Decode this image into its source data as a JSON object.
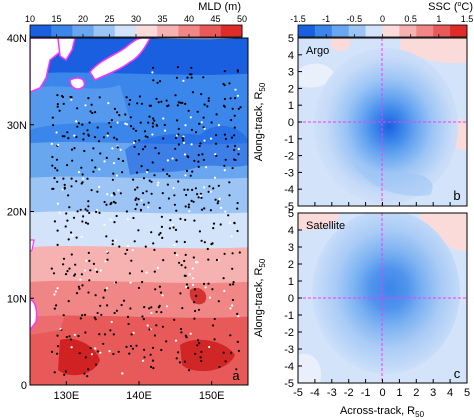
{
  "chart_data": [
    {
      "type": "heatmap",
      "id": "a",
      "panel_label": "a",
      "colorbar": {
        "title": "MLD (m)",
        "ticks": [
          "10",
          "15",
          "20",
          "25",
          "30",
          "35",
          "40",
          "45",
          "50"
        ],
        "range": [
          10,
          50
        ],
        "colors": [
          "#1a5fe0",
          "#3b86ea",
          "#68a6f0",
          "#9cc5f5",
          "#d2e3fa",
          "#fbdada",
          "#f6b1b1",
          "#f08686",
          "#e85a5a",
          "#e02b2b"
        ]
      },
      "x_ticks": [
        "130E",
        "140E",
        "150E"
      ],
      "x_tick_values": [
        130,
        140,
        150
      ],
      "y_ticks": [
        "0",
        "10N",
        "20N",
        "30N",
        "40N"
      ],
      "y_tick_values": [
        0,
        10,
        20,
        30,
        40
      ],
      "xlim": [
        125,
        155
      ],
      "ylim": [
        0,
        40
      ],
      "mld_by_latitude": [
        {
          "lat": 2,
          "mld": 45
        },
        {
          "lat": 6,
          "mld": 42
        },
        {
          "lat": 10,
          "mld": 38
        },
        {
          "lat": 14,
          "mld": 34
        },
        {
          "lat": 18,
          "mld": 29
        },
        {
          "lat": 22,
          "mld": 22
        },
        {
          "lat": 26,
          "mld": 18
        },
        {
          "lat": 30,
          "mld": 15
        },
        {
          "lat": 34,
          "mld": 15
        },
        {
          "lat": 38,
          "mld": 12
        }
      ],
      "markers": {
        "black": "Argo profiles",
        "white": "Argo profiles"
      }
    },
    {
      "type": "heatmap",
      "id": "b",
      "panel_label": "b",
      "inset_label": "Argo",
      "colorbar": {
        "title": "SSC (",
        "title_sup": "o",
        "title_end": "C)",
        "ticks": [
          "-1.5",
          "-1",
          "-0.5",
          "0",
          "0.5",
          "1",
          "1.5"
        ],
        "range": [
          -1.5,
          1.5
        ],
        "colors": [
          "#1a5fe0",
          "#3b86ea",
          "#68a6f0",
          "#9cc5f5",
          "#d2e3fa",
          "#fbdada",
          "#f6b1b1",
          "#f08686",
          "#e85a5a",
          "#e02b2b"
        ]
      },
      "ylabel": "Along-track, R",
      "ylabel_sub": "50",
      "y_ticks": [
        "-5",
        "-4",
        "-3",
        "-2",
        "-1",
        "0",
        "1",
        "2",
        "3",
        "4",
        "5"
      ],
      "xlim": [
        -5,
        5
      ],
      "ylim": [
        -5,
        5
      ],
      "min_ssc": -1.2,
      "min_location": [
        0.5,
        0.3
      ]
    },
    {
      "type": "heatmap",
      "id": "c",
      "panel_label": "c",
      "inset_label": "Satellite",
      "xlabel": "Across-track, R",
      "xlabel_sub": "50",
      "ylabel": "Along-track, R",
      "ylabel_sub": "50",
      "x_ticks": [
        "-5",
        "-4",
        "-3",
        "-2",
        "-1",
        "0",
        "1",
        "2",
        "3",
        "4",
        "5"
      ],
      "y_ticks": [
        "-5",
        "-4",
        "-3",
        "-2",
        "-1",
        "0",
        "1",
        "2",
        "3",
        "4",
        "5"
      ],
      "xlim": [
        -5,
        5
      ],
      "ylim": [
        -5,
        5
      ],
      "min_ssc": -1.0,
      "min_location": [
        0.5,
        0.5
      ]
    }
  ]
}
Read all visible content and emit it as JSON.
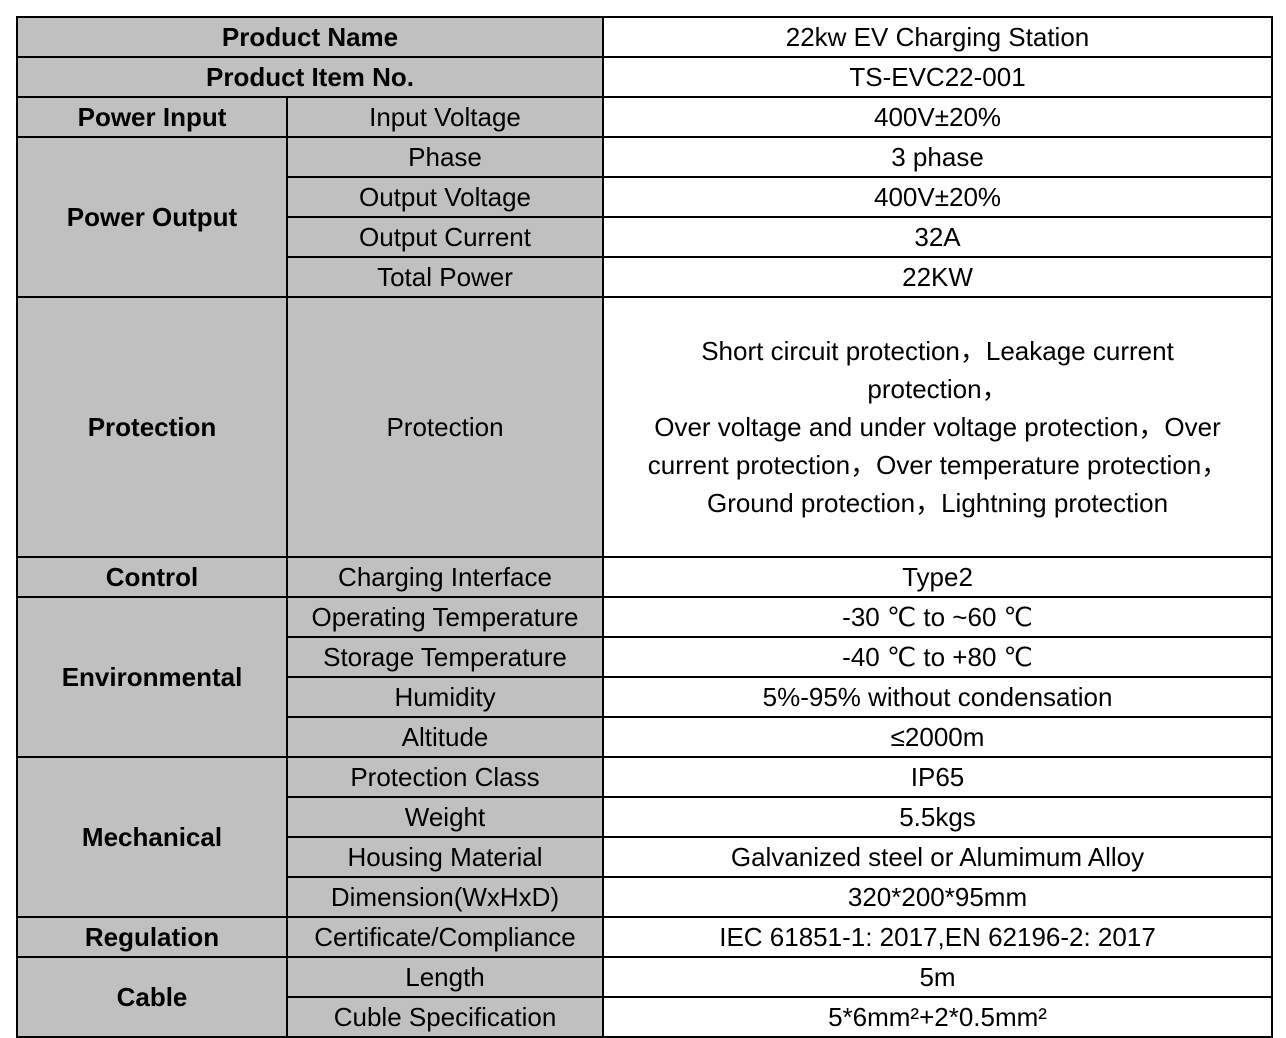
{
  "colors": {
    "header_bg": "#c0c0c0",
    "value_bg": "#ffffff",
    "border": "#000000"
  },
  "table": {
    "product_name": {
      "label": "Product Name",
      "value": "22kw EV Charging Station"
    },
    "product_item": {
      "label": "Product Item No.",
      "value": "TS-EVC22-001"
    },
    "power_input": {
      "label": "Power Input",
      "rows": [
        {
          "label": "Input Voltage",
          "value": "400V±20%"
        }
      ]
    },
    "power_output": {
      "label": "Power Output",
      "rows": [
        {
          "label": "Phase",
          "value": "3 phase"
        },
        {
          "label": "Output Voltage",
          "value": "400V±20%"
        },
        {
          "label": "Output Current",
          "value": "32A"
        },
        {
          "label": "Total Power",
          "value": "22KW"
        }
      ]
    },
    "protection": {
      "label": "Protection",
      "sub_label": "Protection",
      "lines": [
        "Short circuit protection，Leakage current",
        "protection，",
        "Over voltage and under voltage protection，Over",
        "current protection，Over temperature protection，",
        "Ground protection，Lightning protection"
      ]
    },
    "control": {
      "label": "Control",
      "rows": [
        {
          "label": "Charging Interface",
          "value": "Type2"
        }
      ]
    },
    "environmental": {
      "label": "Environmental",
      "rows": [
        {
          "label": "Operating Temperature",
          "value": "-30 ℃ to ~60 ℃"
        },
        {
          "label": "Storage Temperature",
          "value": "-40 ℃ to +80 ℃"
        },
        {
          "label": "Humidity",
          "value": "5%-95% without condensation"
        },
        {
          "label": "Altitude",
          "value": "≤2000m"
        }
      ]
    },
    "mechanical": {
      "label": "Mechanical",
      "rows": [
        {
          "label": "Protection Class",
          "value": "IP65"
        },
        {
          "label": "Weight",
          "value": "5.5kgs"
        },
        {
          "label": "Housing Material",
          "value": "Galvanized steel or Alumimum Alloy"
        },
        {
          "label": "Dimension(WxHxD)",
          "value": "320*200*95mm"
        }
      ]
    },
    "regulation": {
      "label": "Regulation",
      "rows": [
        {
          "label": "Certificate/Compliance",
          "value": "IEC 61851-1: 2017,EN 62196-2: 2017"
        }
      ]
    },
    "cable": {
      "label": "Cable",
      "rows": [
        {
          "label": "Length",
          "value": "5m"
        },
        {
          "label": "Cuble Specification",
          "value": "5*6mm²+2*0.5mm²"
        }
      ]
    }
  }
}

== == ==

* [What is expected] For the listing above, identify each line bearing "Argo".

* [Solution to the problem]
        "black": "Argo profiles",
        "white": "Argo profiles"
      "inset_label": "Argo",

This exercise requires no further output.